+++ Data to process

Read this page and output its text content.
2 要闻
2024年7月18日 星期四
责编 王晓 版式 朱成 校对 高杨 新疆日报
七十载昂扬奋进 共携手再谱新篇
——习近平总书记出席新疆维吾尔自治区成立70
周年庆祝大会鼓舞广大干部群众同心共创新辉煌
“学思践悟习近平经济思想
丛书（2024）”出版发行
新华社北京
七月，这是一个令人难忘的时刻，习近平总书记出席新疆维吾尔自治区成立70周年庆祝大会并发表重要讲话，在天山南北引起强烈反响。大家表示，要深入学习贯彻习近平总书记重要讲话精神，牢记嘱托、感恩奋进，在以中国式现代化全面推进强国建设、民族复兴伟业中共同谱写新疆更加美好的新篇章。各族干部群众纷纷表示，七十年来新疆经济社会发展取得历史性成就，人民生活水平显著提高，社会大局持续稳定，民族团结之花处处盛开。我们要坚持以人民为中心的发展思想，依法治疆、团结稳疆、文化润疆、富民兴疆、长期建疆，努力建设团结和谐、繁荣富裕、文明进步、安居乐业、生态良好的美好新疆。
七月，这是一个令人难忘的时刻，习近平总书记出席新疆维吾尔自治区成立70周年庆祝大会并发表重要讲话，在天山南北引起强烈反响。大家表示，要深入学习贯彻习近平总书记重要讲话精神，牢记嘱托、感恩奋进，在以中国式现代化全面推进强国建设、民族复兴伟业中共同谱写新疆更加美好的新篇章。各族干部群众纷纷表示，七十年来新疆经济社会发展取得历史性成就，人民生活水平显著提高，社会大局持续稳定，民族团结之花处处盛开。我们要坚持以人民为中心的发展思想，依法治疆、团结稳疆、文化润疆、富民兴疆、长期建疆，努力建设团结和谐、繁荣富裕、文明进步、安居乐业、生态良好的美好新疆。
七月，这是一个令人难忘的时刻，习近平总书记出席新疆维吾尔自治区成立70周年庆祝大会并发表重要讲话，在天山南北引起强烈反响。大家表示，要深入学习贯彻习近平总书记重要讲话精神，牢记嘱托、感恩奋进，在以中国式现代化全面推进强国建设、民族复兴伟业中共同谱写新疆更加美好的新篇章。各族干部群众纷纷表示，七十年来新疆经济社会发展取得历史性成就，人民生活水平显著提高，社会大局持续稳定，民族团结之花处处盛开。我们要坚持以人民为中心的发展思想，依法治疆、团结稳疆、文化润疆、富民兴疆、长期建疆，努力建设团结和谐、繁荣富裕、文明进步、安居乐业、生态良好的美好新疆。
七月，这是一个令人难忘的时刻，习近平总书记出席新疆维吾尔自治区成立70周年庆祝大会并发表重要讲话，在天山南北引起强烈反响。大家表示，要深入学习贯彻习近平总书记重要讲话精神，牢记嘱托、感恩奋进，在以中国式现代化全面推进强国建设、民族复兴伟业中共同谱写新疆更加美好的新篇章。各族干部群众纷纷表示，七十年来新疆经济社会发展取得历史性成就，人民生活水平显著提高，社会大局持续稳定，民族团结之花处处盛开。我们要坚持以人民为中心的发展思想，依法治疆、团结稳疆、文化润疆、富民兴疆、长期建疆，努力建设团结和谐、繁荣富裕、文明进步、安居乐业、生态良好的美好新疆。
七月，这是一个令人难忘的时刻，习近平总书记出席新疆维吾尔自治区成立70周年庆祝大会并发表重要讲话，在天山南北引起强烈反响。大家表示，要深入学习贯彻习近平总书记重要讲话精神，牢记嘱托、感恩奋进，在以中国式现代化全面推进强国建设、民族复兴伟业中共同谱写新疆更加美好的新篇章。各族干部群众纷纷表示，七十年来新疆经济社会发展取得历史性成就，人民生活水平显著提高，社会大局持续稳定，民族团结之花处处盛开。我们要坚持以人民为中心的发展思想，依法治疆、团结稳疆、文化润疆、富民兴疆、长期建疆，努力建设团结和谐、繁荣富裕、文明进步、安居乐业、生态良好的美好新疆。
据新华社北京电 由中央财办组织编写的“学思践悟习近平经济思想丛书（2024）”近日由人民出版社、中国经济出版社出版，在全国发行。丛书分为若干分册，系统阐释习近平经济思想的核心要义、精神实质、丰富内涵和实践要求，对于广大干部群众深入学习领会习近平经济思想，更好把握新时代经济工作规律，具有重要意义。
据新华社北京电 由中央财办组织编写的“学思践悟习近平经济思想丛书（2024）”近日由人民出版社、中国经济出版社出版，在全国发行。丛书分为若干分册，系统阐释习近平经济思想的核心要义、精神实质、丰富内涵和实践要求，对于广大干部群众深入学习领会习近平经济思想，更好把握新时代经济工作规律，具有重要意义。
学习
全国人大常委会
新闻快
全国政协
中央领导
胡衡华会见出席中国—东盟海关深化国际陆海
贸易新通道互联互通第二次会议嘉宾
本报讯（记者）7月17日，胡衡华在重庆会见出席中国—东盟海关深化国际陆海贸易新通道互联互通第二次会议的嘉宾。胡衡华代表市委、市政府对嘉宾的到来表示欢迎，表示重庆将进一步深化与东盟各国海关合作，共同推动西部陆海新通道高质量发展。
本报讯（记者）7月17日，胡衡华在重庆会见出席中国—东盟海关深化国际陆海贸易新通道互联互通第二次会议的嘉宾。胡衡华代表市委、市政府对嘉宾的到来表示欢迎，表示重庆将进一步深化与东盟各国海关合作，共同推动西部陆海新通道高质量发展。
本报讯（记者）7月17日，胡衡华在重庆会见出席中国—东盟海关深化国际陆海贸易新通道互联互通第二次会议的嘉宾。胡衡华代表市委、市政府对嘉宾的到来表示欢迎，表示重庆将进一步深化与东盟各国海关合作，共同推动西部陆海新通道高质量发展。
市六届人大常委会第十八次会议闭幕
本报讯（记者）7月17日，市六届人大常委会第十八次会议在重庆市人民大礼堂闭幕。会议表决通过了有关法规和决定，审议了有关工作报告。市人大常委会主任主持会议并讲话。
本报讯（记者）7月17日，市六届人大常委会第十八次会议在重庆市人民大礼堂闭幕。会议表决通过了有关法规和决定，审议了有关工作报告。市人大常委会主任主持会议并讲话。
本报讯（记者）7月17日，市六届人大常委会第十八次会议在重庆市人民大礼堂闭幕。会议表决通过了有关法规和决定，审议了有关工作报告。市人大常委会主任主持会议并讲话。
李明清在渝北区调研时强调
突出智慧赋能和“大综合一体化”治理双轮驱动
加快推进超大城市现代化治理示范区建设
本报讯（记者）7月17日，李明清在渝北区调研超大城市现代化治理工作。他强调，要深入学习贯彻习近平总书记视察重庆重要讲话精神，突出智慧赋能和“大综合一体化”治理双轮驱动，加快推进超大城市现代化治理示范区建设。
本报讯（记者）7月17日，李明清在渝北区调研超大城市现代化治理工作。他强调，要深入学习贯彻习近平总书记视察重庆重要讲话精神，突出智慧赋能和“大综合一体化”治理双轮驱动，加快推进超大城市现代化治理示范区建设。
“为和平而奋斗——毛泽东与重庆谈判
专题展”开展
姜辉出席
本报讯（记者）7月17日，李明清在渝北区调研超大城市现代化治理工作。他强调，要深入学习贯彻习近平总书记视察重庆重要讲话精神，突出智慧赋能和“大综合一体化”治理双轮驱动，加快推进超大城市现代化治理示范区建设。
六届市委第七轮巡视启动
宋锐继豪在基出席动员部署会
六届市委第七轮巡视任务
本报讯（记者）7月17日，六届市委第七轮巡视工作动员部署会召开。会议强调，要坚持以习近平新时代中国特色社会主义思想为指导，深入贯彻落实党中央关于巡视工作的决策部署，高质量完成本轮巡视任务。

++++++

> _Written exercise_:
Your task is to reproduce all of the records exactly.

> _Response below_:
Read this page and output its text content.
2 要闻
2024年7月18日 星期四
责编 王晓 版式 朱成 校对 高杨 新疆日报
七十载昂扬奋进 共携手再谱新篇
——习近平总书记出席新疆维吾尔自治区成立70
周年庆祝大会鼓舞广大干部群众同心共创新辉煌
“学思践悟习近平经济思想
丛书（2024）”出版发行
新华社北京
七月，这是一个令人难忘的时刻，习近平总书记出席新疆维吾尔自治区成立70周年庆祝大会并发表重要讲话，在天山南北引起强烈反响。大家表示，要深入学习贯彻习近平总书记重要讲话精神，牢记嘱托、感恩奋进，在以中国式现代化全面推进强国建设、民族复兴伟业中共同谱写新疆更加美好的新篇章。各族干部群众纷纷表示，七十年来新疆经济社会发展取得历史性成就，人民生活水平显著提高，社会大局持续稳定，民族团结之花处处盛开。我们要坚持以人民为中心的发展思想，依法治疆、团结稳疆、文化润疆、富民兴疆、长期建疆，努力建设团结和谐、繁荣富裕、文明进步、安居乐业、生态良好的美好新疆。
七月，这是一个令人难忘的时刻，习近平总书记出席新疆维吾尔自治区成立70周年庆祝大会并发表重要讲话，在天山南北引起强烈反响。大家表示，要深入学习贯彻习近平总书记重要讲话精神，牢记嘱托、感恩奋进，在以中国式现代化全面推进强国建设、民族复兴伟业中共同谱写新疆更加美好的新篇章。各族干部群众纷纷表示，七十年来新疆经济社会发展取得历史性成就，人民生活水平显著提高，社会大局持续稳定，民族团结之花处处盛开。我们要坚持以人民为中心的发展思想，依法治疆、团结稳疆、文化润疆、富民兴疆、长期建疆，努力建设团结和谐、繁荣富裕、文明进步、安居乐业、生态良好的美好新疆。
七月，这是一个令人难忘的时刻，习近平总书记出席新疆维吾尔自治区成立70周年庆祝大会并发表重要讲话，在天山南北引起强烈反响。大家表示，要深入学习贯彻习近平总书记重要讲话精神，牢记嘱托、感恩奋进，在以中国式现代化全面推进强国建设、民族复兴伟业中共同谱写新疆更加美好的新篇章。各族干部群众纷纷表示，七十年来新疆经济社会发展取得历史性成就，人民生活水平显著提高，社会大局持续稳定，民族团结之花处处盛开。我们要坚持以人民为中心的发展思想，依法治疆、团结稳疆、文化润疆、富民兴疆、长期建疆，努力建设团结和谐、繁荣富裕、文明进步、安居乐业、生态良好的美好新疆。
七月，这是一个令人难忘的时刻，习近平总书记出席新疆维吾尔自治区成立70周年庆祝大会并发表重要讲话，在天山南北引起强烈反响。大家表示，要深入学习贯彻习近平总书记重要讲话精神，牢记嘱托、感恩奋进，在以中国式现代化全面推进强国建设、民族复兴伟业中共同谱写新疆更加美好的新篇章。各族干部群众纷纷表示，七十年来新疆经济社会发展取得历史性成就，人民生活水平显著提高，社会大局持续稳定，民族团结之花处处盛开。我们要坚持以人民为中心的发展思想，依法治疆、团结稳疆、文化润疆、富民兴疆、长期建疆，努力建设团结和谐、繁荣富裕、文明进步、安居乐业、生态良好的美好新疆。
七月，这是一个令人难忘的时刻，习近平总书记出席新疆维吾尔自治区成立70周年庆祝大会并发表重要讲话，在天山南北引起强烈反响。大家表示，要深入学习贯彻习近平总书记重要讲话精神，牢记嘱托、感恩奋进，在以中国式现代化全面推进强国建设、民族复兴伟业中共同谱写新疆更加美好的新篇章。各族干部群众纷纷表示，七十年来新疆经济社会发展取得历史性成就，人民生活水平显著提高，社会大局持续稳定，民族团结之花处处盛开。我们要坚持以人民为中心的发展思想，依法治疆、团结稳疆、文化润疆、富民兴疆、长期建疆，努力建设团结和谐、繁荣富裕、文明进步、安居乐业、生态良好的美好新疆。
据新华社北京电 由中央财办组织编写的“学思践悟习近平经济思想丛书（2024）”近日由人民出版社、中国经济出版社出版，在全国发行。丛书分为若干分册，系统阐释习近平经济思想的核心要义、精神实质、丰富内涵和实践要求，对于广大干部群众深入学习领会习近平经济思想，更好把握新时代经济工作规律，具有重要意义。
据新华社北京电 由中央财办组织编写的“学思践悟习近平经济思想丛书（2024）”近日由人民出版社、中国经济出版社出版，在全国发行。丛书分为若干分册，系统阐释习近平经济思想的核心要义、精神实质、丰富内涵和实践要求，对于广大干部群众深入学习领会习近平经济思想，更好把握新时代经济工作规律，具有重要意义。
学习
全国人大常委会
新闻快
全国政协
中央领导
胡衡华会见出席中国—东盟海关深化国际陆海
贸易新通道互联互通第二次会议嘉宾
本报讯（记者）7月17日，胡衡华在重庆会见出席中国—东盟海关深化国际陆海贸易新通道互联互通第二次会议的嘉宾。胡衡华代表市委、市政府对嘉宾的到来表示欢迎，表示重庆将进一步深化与东盟各国海关合作，共同推动西部陆海新通道高质量发展。
本报讯（记者）7月17日，胡衡华在重庆会见出席中国—东盟海关深化国际陆海贸易新通道互联互通第二次会议的嘉宾。胡衡华代表市委、市政府对嘉宾的到来表示欢迎，表示重庆将进一步深化与东盟各国海关合作，共同推动西部陆海新通道高质量发展。
本报讯（记者）7月17日，胡衡华在重庆会见出席中国—东盟海关深化国际陆海贸易新通道互联互通第二次会议的嘉宾。胡衡华代表市委、市政府对嘉宾的到来表示欢迎，表示重庆将进一步深化与东盟各国海关合作，共同推动西部陆海新通道高质量发展。
市六届人大常委会第十八次会议闭幕
本报讯（记者）7月17日，市六届人大常委会第十八次会议在重庆市人民大礼堂闭幕。会议表决通过了有关法规和决定，审议了有关工作报告。市人大常委会主任主持会议并讲话。
本报讯（记者）7月17日，市六届人大常委会第十八次会议在重庆市人民大礼堂闭幕。会议表决通过了有关法规和决定，审议了有关工作报告。市人大常委会主任主持会议并讲话。
本报讯（记者）7月17日，市六届人大常委会第十八次会议在重庆市人民大礼堂闭幕。会议表决通过了有关法规和决定，审议了有关工作报告。市人大常委会主任主持会议并讲话。
李明清在渝北区调研时强调
突出智慧赋能和“大综合一体化”治理双轮驱动
加快推进超大城市现代化治理示范区建设
本报讯（记者）7月17日，李明清在渝北区调研超大城市现代化治理工作。他强调，要深入学习贯彻习近平总书记视察重庆重要讲话精神，突出智慧赋能和“大综合一体化”治理双轮驱动，加快推进超大城市现代化治理示范区建设。
本报讯（记者）7月17日，李明清在渝北区调研超大城市现代化治理工作。他强调，要深入学习贯彻习近平总书记视察重庆重要讲话精神，突出智慧赋能和“大综合一体化”治理双轮驱动，加快推进超大城市现代化治理示范区建设。
“为和平而奋斗——毛泽东与重庆谈判
专题展”开展
姜辉出席
本报讯（记者）7月17日，李明清在渝北区调研超大城市现代化治理工作。他强调，要深入学习贯彻习近平总书记视察重庆重要讲话精神，突出智慧赋能和“大综合一体化”治理双轮驱动，加快推进超大城市现代化治理示范区建设。
六届市委第七轮巡视启动
宋锐继豪在基出席动员部署会
六届市委第七轮巡视任务
本报讯（记者）7月17日，六届市委第七轮巡视工作动员部署会召开。会议强调，要坚持以习近平新时代中国特色社会主义思想为指导，深入贯彻落实党中央关于巡视工作的决策部署，高质量完成本轮巡视任务。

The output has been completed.